**WORK TO DO:** Tally how many lines include "pregas". The number is the whole answer.

**DATA EXCERPTS:**

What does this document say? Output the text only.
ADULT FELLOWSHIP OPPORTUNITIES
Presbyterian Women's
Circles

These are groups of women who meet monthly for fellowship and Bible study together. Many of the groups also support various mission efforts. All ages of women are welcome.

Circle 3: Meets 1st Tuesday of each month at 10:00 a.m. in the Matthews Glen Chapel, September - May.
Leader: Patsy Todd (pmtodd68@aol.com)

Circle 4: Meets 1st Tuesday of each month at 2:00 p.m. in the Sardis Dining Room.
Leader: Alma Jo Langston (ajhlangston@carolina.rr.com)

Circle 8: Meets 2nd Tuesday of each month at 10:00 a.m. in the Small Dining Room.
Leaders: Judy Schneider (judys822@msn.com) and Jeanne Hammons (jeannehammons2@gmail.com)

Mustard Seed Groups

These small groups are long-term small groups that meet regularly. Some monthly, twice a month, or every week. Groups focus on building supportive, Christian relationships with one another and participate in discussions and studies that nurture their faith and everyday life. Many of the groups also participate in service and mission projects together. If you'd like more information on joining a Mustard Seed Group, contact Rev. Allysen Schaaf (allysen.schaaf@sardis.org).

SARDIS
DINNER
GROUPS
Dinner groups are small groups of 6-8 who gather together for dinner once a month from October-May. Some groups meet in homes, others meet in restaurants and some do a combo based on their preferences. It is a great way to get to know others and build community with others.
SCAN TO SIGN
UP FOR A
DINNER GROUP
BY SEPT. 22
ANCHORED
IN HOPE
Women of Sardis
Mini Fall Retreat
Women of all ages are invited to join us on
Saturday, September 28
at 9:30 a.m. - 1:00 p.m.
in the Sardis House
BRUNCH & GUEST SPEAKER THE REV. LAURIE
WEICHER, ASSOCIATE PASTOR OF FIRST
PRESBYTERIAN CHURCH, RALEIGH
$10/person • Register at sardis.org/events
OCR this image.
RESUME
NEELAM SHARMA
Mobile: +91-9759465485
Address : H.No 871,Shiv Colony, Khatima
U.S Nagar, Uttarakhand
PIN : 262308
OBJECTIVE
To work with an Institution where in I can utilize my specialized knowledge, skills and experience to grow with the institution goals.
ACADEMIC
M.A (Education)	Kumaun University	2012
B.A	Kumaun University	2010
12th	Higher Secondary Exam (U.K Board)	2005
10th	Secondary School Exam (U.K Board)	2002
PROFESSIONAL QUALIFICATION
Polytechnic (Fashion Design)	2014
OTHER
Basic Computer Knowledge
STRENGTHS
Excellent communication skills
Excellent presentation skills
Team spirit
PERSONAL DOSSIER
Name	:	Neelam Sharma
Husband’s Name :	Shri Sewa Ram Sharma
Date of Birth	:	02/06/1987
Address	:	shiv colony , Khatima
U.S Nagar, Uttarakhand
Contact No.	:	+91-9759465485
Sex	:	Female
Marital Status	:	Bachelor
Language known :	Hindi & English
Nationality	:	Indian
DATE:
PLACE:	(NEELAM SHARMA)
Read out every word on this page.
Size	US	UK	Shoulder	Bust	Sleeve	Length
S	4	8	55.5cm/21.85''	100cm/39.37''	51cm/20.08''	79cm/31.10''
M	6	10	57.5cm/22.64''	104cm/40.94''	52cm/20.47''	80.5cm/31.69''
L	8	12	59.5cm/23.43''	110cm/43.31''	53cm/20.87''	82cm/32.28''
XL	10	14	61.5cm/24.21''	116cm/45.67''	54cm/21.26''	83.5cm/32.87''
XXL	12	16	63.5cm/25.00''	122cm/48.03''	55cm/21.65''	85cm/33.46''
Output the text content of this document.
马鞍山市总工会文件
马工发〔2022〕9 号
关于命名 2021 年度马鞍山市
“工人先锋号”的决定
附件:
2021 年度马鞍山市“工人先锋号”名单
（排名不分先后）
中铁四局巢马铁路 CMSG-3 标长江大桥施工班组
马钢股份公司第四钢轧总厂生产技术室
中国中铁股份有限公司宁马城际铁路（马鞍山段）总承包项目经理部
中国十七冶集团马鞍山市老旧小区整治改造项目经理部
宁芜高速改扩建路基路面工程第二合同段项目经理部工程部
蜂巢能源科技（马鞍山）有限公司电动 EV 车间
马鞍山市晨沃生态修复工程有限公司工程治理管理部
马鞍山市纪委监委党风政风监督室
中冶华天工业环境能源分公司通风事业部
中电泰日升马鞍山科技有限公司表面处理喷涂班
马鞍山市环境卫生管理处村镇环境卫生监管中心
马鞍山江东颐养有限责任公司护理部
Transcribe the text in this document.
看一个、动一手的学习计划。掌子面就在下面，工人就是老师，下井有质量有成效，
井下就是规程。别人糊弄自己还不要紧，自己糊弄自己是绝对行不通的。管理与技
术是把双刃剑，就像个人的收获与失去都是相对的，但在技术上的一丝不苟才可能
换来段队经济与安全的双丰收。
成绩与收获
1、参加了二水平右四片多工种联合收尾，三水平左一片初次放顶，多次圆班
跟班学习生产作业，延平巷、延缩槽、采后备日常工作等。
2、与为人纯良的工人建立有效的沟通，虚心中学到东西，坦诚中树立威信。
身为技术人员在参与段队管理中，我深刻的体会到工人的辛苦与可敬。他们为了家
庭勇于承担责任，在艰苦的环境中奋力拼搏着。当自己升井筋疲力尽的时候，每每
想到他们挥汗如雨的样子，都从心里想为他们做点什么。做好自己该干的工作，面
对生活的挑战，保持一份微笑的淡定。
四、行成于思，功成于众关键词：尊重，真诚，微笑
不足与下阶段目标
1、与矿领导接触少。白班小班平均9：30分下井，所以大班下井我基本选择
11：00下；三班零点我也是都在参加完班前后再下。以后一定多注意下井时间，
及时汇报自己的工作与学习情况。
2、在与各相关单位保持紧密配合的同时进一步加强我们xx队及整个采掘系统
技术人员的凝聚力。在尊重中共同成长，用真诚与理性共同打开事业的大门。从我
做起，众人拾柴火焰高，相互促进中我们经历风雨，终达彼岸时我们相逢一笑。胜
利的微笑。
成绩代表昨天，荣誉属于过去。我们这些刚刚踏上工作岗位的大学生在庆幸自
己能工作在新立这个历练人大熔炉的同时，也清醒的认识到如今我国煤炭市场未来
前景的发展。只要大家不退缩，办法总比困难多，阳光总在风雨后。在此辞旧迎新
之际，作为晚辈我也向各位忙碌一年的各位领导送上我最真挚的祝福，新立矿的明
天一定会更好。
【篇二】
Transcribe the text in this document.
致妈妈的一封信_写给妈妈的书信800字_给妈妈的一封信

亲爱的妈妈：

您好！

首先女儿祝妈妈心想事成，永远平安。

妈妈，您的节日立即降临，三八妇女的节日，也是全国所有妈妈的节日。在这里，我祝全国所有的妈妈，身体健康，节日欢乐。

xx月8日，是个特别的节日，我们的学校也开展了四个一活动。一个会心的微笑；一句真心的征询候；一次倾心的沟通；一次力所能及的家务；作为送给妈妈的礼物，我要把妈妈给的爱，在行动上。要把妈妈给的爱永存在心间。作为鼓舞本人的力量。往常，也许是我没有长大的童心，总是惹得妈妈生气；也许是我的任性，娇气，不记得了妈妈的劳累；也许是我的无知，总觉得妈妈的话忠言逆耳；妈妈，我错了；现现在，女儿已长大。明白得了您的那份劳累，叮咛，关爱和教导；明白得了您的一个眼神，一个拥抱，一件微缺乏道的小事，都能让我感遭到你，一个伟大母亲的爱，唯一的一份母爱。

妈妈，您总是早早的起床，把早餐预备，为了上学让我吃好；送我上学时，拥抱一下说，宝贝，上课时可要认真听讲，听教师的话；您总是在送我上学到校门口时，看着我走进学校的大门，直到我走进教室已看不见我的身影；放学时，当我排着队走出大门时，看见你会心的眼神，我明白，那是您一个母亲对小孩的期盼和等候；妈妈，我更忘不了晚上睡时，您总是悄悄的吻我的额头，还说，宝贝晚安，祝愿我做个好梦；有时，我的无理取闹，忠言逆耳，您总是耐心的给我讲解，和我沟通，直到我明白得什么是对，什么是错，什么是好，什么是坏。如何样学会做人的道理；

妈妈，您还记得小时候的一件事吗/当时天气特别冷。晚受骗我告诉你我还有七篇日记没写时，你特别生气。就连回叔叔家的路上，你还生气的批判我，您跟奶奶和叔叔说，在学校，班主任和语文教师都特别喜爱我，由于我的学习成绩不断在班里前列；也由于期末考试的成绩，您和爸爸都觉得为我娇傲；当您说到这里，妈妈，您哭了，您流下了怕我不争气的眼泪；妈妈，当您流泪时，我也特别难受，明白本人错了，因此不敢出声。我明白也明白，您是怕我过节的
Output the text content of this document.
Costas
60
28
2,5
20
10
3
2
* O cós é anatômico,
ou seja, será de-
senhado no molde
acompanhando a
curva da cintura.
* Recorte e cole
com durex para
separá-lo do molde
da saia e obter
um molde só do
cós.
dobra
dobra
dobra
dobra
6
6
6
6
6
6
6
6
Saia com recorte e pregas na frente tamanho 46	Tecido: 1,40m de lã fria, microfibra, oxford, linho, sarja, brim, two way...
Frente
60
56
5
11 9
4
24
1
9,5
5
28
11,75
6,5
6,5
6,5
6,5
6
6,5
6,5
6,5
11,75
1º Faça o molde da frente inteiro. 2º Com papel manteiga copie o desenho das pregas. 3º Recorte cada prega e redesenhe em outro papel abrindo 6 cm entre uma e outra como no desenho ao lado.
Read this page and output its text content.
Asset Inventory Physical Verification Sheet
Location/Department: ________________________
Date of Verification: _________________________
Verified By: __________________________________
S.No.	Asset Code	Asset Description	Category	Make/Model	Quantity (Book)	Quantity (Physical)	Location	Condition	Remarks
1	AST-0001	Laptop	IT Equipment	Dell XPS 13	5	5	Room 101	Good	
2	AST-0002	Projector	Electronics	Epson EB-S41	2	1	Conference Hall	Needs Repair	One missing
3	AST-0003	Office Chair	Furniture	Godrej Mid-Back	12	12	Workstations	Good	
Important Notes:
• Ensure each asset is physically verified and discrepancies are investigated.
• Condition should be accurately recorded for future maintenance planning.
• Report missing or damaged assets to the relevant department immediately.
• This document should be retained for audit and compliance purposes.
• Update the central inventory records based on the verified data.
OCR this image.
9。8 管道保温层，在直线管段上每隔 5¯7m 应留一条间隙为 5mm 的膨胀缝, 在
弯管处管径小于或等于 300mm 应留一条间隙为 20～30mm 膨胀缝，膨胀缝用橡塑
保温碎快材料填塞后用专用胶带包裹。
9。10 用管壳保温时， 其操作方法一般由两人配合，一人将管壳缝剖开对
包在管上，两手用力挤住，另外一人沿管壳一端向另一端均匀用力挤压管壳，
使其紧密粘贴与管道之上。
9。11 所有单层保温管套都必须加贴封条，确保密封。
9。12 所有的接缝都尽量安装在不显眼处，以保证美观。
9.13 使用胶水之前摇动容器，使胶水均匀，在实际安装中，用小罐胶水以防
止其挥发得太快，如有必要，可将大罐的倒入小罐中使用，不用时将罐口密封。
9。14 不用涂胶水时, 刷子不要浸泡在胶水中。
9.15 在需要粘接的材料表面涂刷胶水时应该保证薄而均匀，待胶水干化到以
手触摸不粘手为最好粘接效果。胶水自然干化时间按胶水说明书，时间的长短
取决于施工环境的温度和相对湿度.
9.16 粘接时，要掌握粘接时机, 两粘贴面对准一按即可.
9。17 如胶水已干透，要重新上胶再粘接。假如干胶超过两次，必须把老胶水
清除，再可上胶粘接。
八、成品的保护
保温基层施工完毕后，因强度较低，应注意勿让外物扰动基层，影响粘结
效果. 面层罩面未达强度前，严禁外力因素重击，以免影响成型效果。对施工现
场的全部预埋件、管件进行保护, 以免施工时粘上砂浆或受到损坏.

**WORKED SOLUTION:** 2